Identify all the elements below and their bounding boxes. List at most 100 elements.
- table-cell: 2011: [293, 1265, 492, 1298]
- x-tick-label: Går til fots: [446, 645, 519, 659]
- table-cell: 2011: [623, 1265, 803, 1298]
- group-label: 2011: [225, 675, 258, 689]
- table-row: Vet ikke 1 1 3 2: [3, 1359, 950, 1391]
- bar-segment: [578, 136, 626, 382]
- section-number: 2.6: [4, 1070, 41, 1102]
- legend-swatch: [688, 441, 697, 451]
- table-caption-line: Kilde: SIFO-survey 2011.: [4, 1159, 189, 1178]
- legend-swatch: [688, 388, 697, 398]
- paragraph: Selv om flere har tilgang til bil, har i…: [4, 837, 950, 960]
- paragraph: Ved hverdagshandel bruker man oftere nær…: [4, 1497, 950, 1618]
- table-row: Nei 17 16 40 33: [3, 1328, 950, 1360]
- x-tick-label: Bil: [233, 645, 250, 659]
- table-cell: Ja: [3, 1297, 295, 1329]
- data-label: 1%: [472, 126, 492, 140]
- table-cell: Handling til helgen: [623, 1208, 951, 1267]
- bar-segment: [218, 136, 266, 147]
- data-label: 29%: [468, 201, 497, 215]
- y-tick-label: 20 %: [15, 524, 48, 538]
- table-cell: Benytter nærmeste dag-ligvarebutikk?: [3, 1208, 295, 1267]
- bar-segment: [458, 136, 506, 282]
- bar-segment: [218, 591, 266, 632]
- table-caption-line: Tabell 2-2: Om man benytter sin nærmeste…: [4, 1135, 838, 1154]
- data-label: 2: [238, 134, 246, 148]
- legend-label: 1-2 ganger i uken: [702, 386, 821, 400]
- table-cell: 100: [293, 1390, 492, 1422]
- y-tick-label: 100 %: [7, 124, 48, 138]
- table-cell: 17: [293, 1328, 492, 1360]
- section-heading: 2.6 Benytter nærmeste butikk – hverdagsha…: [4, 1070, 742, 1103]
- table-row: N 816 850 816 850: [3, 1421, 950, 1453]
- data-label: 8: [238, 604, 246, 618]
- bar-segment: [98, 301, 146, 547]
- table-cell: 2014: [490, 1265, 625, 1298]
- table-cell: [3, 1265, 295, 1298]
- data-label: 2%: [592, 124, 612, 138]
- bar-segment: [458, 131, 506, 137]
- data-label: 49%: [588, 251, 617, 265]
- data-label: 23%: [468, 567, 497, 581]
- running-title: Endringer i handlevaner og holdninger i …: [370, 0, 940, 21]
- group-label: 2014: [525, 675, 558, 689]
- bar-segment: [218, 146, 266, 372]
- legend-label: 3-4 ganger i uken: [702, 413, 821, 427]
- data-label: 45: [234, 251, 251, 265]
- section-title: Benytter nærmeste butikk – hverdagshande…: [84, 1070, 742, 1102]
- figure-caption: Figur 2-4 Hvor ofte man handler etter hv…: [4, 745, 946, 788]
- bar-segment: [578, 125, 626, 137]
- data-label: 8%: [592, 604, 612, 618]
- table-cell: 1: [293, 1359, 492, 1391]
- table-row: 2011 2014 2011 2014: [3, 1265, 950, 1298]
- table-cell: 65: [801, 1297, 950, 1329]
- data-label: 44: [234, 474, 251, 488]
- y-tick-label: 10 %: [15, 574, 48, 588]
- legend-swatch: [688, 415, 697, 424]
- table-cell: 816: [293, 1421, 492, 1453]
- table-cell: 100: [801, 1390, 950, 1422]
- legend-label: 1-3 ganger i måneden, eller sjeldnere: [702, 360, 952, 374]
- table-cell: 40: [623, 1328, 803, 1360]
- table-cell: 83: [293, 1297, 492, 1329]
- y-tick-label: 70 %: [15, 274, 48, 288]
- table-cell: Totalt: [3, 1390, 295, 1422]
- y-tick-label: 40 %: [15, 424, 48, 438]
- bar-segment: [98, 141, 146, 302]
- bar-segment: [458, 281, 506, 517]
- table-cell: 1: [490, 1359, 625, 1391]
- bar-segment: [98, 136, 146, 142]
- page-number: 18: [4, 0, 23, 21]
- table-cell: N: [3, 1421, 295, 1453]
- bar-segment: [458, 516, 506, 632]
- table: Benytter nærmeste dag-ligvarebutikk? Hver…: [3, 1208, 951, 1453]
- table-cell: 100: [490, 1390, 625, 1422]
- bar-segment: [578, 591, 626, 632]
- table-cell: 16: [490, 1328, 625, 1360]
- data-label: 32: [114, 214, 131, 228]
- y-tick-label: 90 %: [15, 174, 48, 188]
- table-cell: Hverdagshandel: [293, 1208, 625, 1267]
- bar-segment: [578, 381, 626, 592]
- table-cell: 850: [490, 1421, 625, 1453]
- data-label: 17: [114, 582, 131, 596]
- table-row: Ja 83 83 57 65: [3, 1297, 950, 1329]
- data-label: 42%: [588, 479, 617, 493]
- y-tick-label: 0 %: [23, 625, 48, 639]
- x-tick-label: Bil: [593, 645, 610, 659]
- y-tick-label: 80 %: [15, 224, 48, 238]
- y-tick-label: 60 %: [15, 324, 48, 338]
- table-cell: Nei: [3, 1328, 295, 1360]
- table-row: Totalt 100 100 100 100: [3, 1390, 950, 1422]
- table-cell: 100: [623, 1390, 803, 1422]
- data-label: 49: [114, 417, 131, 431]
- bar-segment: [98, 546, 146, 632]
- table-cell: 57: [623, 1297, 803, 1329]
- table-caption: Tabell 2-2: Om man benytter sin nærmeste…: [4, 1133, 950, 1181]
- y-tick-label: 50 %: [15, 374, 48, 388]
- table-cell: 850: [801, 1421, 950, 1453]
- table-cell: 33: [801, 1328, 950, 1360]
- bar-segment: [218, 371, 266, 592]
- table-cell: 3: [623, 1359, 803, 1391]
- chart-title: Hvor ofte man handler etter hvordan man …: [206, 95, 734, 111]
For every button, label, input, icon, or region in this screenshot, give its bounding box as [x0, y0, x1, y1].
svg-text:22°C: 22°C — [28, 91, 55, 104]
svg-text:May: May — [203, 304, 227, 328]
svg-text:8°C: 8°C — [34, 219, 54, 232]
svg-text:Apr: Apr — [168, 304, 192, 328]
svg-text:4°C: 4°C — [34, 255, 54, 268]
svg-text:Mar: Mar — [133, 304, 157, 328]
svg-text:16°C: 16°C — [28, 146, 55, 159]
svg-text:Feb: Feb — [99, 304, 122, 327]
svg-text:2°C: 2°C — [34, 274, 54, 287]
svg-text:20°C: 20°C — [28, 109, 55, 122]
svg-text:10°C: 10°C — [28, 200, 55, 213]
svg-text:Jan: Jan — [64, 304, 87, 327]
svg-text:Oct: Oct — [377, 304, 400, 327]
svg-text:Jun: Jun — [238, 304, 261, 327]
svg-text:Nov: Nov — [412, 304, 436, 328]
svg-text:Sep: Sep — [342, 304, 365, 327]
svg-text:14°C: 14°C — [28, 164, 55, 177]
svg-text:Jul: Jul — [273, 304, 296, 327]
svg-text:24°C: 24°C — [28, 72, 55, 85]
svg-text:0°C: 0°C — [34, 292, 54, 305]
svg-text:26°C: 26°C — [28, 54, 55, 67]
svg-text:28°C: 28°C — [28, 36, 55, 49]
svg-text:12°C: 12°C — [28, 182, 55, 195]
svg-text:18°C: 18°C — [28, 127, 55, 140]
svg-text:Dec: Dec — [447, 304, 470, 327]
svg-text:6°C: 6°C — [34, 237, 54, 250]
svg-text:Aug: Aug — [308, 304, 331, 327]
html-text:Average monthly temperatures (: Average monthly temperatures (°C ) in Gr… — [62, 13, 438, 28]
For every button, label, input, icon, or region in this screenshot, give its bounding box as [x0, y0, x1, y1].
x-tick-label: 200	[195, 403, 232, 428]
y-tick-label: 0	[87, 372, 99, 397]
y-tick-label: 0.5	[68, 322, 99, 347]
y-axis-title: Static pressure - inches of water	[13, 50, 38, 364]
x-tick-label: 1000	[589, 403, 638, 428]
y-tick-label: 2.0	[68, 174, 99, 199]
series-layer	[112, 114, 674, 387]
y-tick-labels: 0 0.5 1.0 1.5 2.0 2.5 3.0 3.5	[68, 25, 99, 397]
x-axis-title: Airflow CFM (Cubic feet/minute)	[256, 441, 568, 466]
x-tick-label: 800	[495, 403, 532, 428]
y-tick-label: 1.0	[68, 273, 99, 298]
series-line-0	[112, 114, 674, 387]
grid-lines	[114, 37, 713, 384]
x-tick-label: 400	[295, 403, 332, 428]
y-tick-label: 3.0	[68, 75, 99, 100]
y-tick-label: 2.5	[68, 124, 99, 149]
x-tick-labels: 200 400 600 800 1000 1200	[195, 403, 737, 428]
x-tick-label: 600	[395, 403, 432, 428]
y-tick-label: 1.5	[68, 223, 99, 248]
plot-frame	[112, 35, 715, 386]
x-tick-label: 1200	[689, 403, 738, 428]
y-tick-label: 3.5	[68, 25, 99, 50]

==============================

What you should do:
Copy out the material above, character for character, from its first line through the line holding "- table-caption-line: Kilde: SIFO-survey", including both of those lines.

The answer:
Identify all the elements below and their bounding boxes. List at most 100 elements.
- table-cell: 2011: [293, 1265, 492, 1298]
- x-tick-label: Går til fots: [446, 645, 519, 659]
- table-cell: 2011: [623, 1265, 803, 1298]
- group-label: 2011: [225, 675, 258, 689]
- table-row: Vet ikke 1 1 3 2: [3, 1359, 950, 1391]
- bar-segment: [578, 136, 626, 382]
- section-number: 2.6: [4, 1070, 41, 1102]
- legend-swatch: [688, 441, 697, 451]
- table-caption-line: Kilde: SIFO-survey 2011.: [4, 1159, 189, 1178]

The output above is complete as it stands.